● EXERCISE OBJECTIVE
Find the string "необходимо" and gather every line that holds it.
════════
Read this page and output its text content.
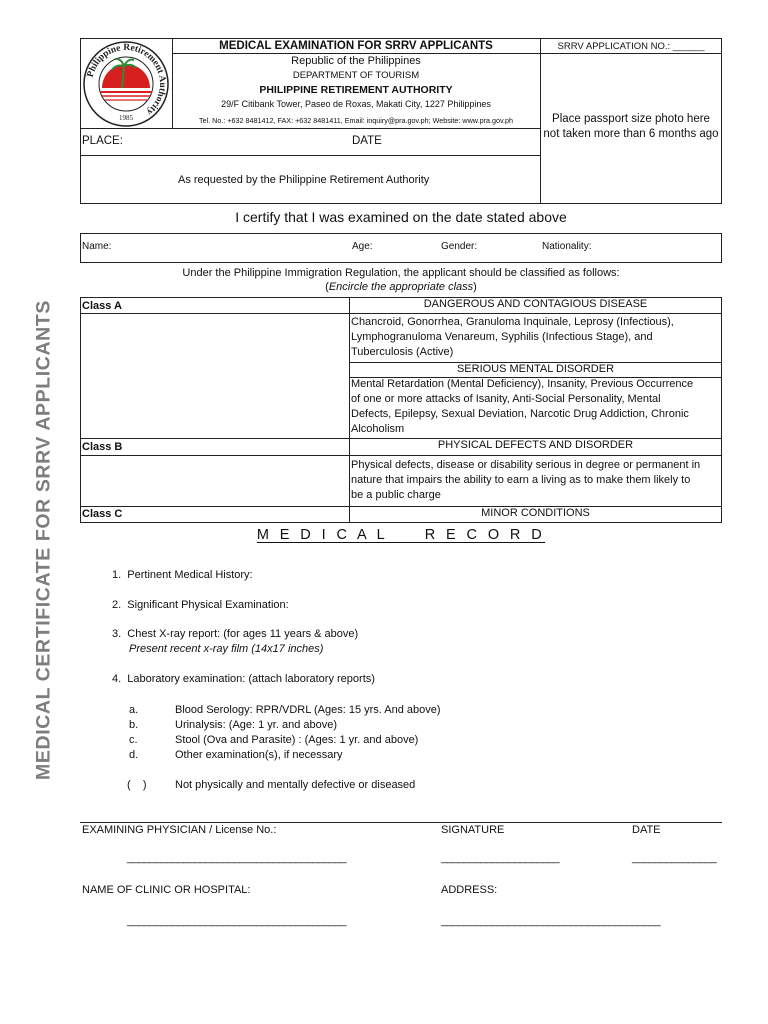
MEDICAL CERTIFICATE FOR SRRV APPLICANTS
Philippine Retirement Authority
1985
MEDICAL EXAMINATION FOR SRRV APPLICANTS	SRRV APPLICATION NO.: ______
Republic of the Philippines
DEPARTMENT OF TOURISM
PHILIPPINE RETIREMENT AUTHORITY
29/F Citibank Tower, Paseo de Roxas, Makati City, 1227 Philippines
Tel. No.: +632 8481412, FAX: +632 8481411, Email: inquiry@pra.gov.ph; Website: www.pra.gov.ph	Place passport size photo here
not taken more than 6 months ago
PLACE:	DATE
As requested by the Philippine Retirement Authority
I certify that I was examined on the date stated above
Name:	Age:	Gender:	Nationality:
Under the Philippine Immigration Regulation, the applicant should be classified as follows:
(Encircle the appropriate class)
Class A	DANGEROUS AND CONTAGIOUS DISEASE
Chancroid, Gonorrhea, Granuloma Inquinale, Leprosy (Infectious),
Lymphogranuloma Venareum, Syphilis (Infectious Stage), and
Tuberculosis (Active)
SERIOUS MENTAL DISORDER
Mental Retardation (Mental Deficiency), Insanity, Previous Occurrence
of one or more attacks of Isanity, Anti-Social Personality, Mental
Defects, Epilepsy, Sexual Deviation, Narcotic Drug Addiction, Chronic
Alcoholism
Class B	PHYSICAL DEFECTS AND DISORDER
Physical defects, disease or disability serious in degree or permanent in
nature that impairs the ability to earn a living as to make them likely to
be a public charge
Class C	MINOR CONDITIONS
M E D I C A L     R E C O R D
1.  Pertinent Medical History:
2.  Significant Physical Examination:
3.  Chest X-ray report: (for ages 11 years & above)
Present recent x-ray film (14x17 inches)
4.  Laboratory examination: (attach laboratory reports)
a.	Blood Serology: RPR/VDRL (Ages: 15 yrs. And above)
b.	Urinalysis: (Age: 1 yr. and above)
c.	Stool (Ova and Parasite) : (Ages: 1 yr. and above)
d.	Other examination(s), if necessary
(    )	Not physically and mentally defective or diseased
EXAMINING PHYSICIAN / License No.:	SIGNATURE	DATE
_______________________________________	_____________________	_______________
NAME OF CLINIC OR HOSPITAL:	ADDRESS:
_______________________________________	_______________________________________
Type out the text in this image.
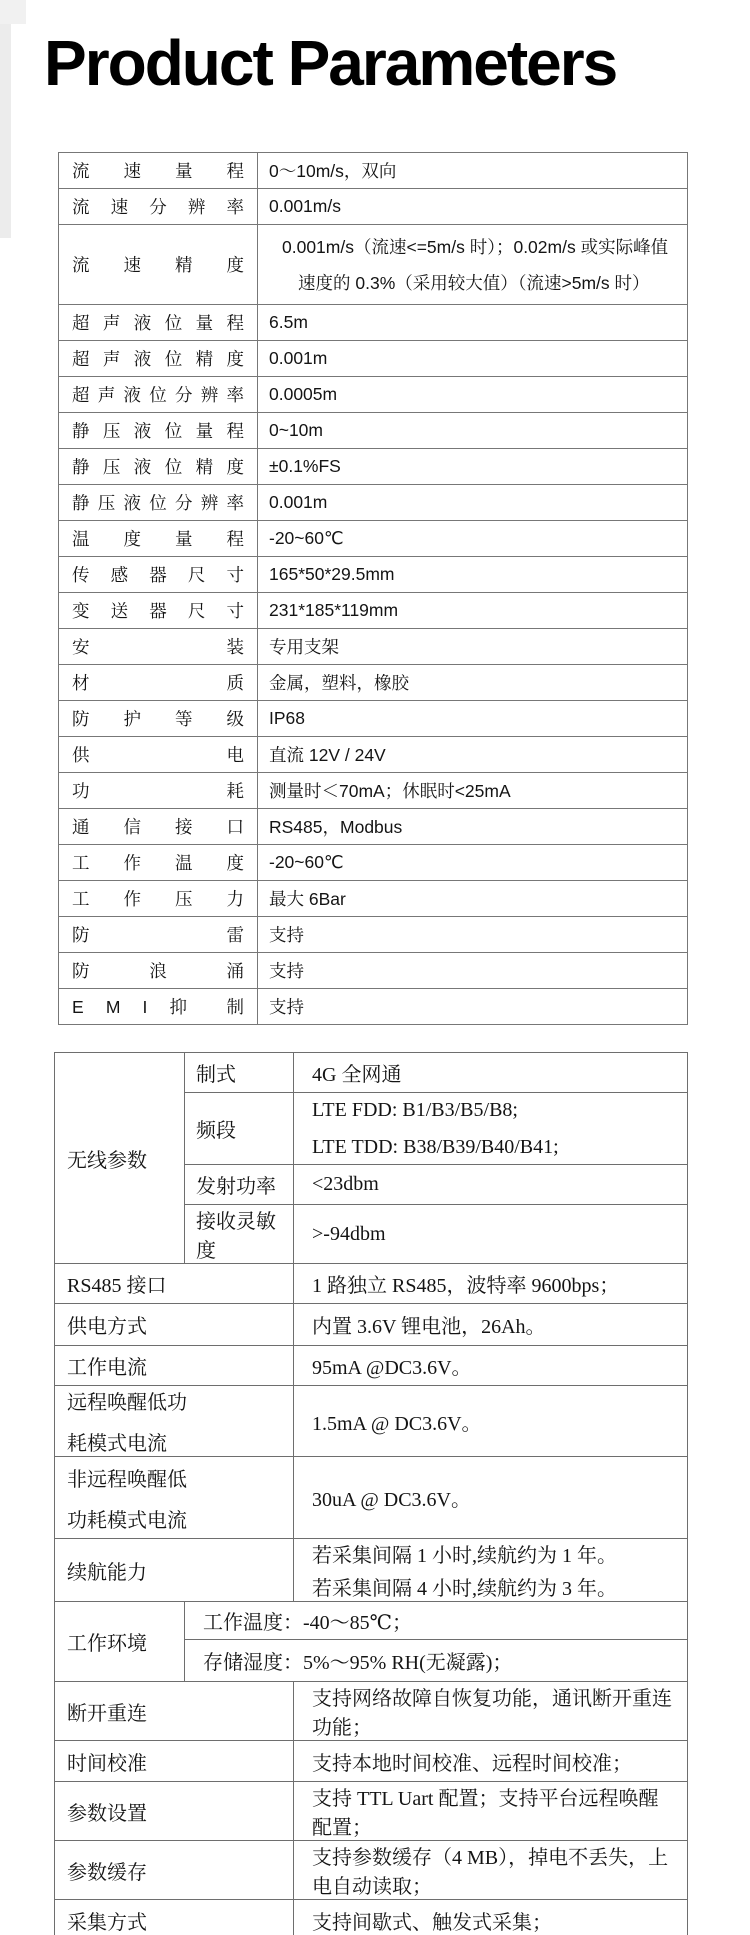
Product Parameters
流 速 量 程	0～10m/s，双向
流 速 分 辨 率	0.001m/s
流 速 精 度	0.001m/s（流速<=5m/s 时）；0.02m/s 或实际峰值
速度的 0.3%（采用较大值）（流速>5m/s 时）

超 声 液 位 量 程	6.5m
超 声 液 位 精 度	0.001m
超声液位分辨率	0.0005m
静 压 液 位 量 程	0~10m
静 压 液 位 精 度	±0.1%FS
静压液位分辨率	0.001m
温 度 量 程	-20~60℃
传 感 器 尺 寸	165*50*29.5mm
变 送 器 尺 寸	231*185*119mm
安 装	专用支架
材 质	金属，塑料，橡胶
防 护 等 级	IP68
供 电	直流 12V / 24V
功 耗	测量时＜70mA；休眠时<25mA
通 信 接 口	RS485，Modbus
工 作 温 度	-20~60℃
工 作 压 力	最大 6Bar
防 雷	支持
防 浪 涌	支持
E M I 抑 制	支持
无线参数	制式	4G 全网通
	频段	LTE FDD: B1/B3/B5/B8;
LTE TDD: B38/B39/B40/B41;

	发射功率	<23dbm
	接收灵敏度	>-94dbm
RS485 接口		1 路独立 RS485，波特率 9600bps；
供电方式		内置 3.6V 锂电池，26Ah。
工作电流		95mA @DC3.6V。

远程唤醒低功
耗模式电流		1.5mA @ DC3.6V。

非远程唤醒低
功耗模式电流		30uA @ DC3.6V。
续航能力		若采集间隔 1 小时,续航约为 1 年。
若采集间隔 4 小时,续航约为 3 年。

工作环境	工作温度：-40～85℃；	
	存储湿度：5%～95% RH(无凝露)；	
断开重连		支持网络故障自恢复功能，通讯断开重连功能；
时间校准		支持本地时间校准、远程时间校准；
参数设置		支持 TTL Uart 配置；支持平台远程唤醒配置；
参数缓存		支持参数缓存（4 MB），掉电不丢失，上电自动读取；
采集方式		支持间歇式、触发式采集；
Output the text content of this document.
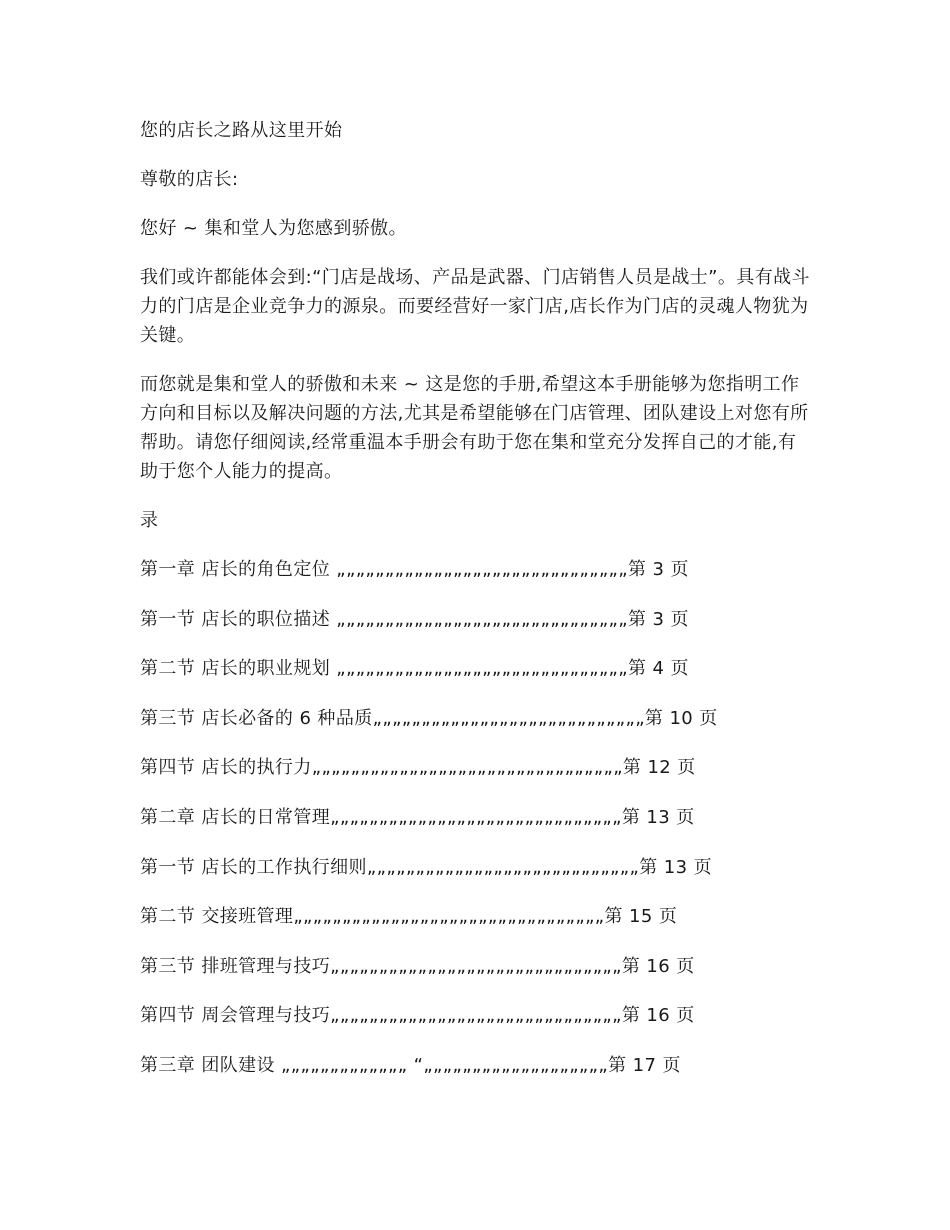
您的店长之路从这里开始

尊敬的店长:

您好 ~ 集和堂人为您感到骄傲。

我们或许都能体会到:“门店是战场、产品是武器、门店销售人员是战士”。具有战斗力的门店是企业竞争力的源泉。而要经营好一家门店,店长作为门店的灵魂人物犹为关键。

而您就是集和堂人的骄傲和未来 ~ 这是您的手册,希望这本手册能够为您指明工作方向和目标以及解决问题的方法,尤其是希望能够在门店管理、团队建设上对您有所帮助。请您仔细阅读,经常重温本手册会有助于您在集和堂充分发挥自己的才能,有助于您个人能力的提高。

录

第一章 店长的角色定位 „„„„„„„„„„„„„„„„„„„„„„„„„„„„„„第 3 页
第一节 店长的职位描述 „„„„„„„„„„„„„„„„„„„„„„„„„„„„„„第 3 页
第二节 店长的职业规划 „„„„„„„„„„„„„„„„„„„„„„„„„„„„„„第 4 页
第三节 店长必备的 6 种品质„„„„„„„„„„„„„„„„„„„„„„„„„„„„第 10 页
第四节 店长的执行力„„„„„„„„„„„„„„„„„„„„„„„„„„„„„„„„第 12 页
第二章 店长的日常管理„„„„„„„„„„„„„„„„„„„„„„„„„„„„„„第 13 页
第一节 店长的工作执行细则„„„„„„„„„„„„„„„„„„„„„„„„„„„„第 13 页
第二节 交接班管理„„„„„„„„„„„„„„„„„„„„„„„„„„„„„„„„第 15 页
第三节 排班管理与技巧„„„„„„„„„„„„„„„„„„„„„„„„„„„„„„第 16 页
第四节 周会管理与技巧„„„„„„„„„„„„„„„„„„„„„„„„„„„„„„第 16 页
第三章 团队建设 „„„„„„„„„„„„„ “„„„„„„„„„„„„„„„„„„„第 17 页
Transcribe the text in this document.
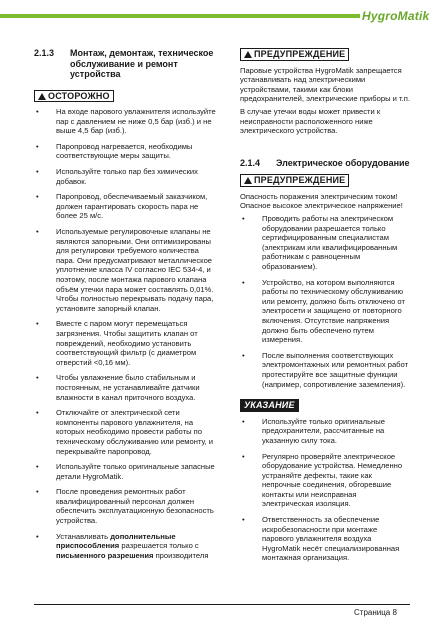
HygroMatik
2.1.3	Монтаж, демонтаж, техническое обслуживание и ремонт устройства
ОСТОРОЖНО
• На входе парового увлажнителя используйте пар с давлением не ниже 0,5 бар (изб.) и не выше 4,5 бар (изб.).
• Паропровод нагревается, необходимы соответствующие меры защиты.
• Используйте только пар без химических добавок.
• Паропровод, обеспечиваемый заказчиком, должен гарантировать скорость пара не более 25 м/с.
• Используемые регулировочные клапаны не являются запорными. Они оптимизированы для регулировки требуемого количества пара. Они предусматривают металлическое уплотнение класса IV согласно IEC 534-4, и поэтому, после монтажа парового клапана объём утечки пара может составлять 0,01%. Чтобы полностью перекрывать подачу пара, установите запорный клапан.
• Вместе с паром могут перемещаться загрязнения. Чтобы защитить клапан от повреждений, необходимо установить соответствующий фильтр (с диаметром отверстий <0,16 мм).
• Чтобы увлажнение было стабильным и постоянным, не устанавливайте датчики влажности в канал приточного воздуха.
• Отключайте от электрической сети компоненты парового увлажнителя, на которых необходимо провести работы по техническому обслуживанию или ремонту, и перекрывайте паропровод.
• Используйте только оригинальные запасные детали HygroMatik.
• После проведения ремонтных работ квалифицированный персонал должен обеспечить эксплуатационную безопасность устройства.
• Устанавливать дополнительные приспособления разрешается только с письменного разрешения производителя
ПРЕДУПРЕЖДЕНИЕ
Паровые устройства HygroMatik запрещается устанавливать над электрическими устройствами, такими как блоки предохранителей, электрические приборы и т.п.
В случае утечки воды может привести к неисправности расположенного ниже электрического устройства.
2.1.4	Электрическое оборудование
ПРЕДУПРЕЖДЕНИЕ
Опасность поражения электрическим током!
Опасное высокое электрическое напряжение!
• Проводить работы на электрическом оборудовании разрешается только сертифицированным специалистам (электрикам или квалифицированным работникам с равноценным образованием).
• Устройство, на котором выполняются работы по техническому обслуживанию или ремонту, должно быть отключено от электросети и защищено от повторного включения. Отсутствие напряжения должно быть обеспечено путем измерения.
• После выполнения соответствующих электромонтажных или ремонтных работ протестируйте все защитные функции (например, сопротивление заземления).
УКАЗАНИЕ
• Используйте только оригинальные предохранители, рассчитанные на указанную силу тока.
• Регулярно проверяйте электрическое оборудование устройства. Немедленно устраняйте дефекты, такие как непрочные соединения, обгоревшие контакты или неисправная электрическая изоляция.
• Ответственность за обеспечение искробезопасности при монтаже парового увлажнителя воздуха HygroMatik несёт специализированная монтажная организация.
Страница 8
════════
● SOLUTION TO THIS TASK
• Вместе с паром могут перемещаться загрязнения. Чтобы защитить клапан от повреждений, необходимо установить соответствующий фильтр (с диаметром отверстий <0,16 мм).
• Отключайте от электрической сети компоненты парового увлажнителя, на которых необходимо провести работы по техническому обслуживанию или ремонту, и перекрывайте паропровод.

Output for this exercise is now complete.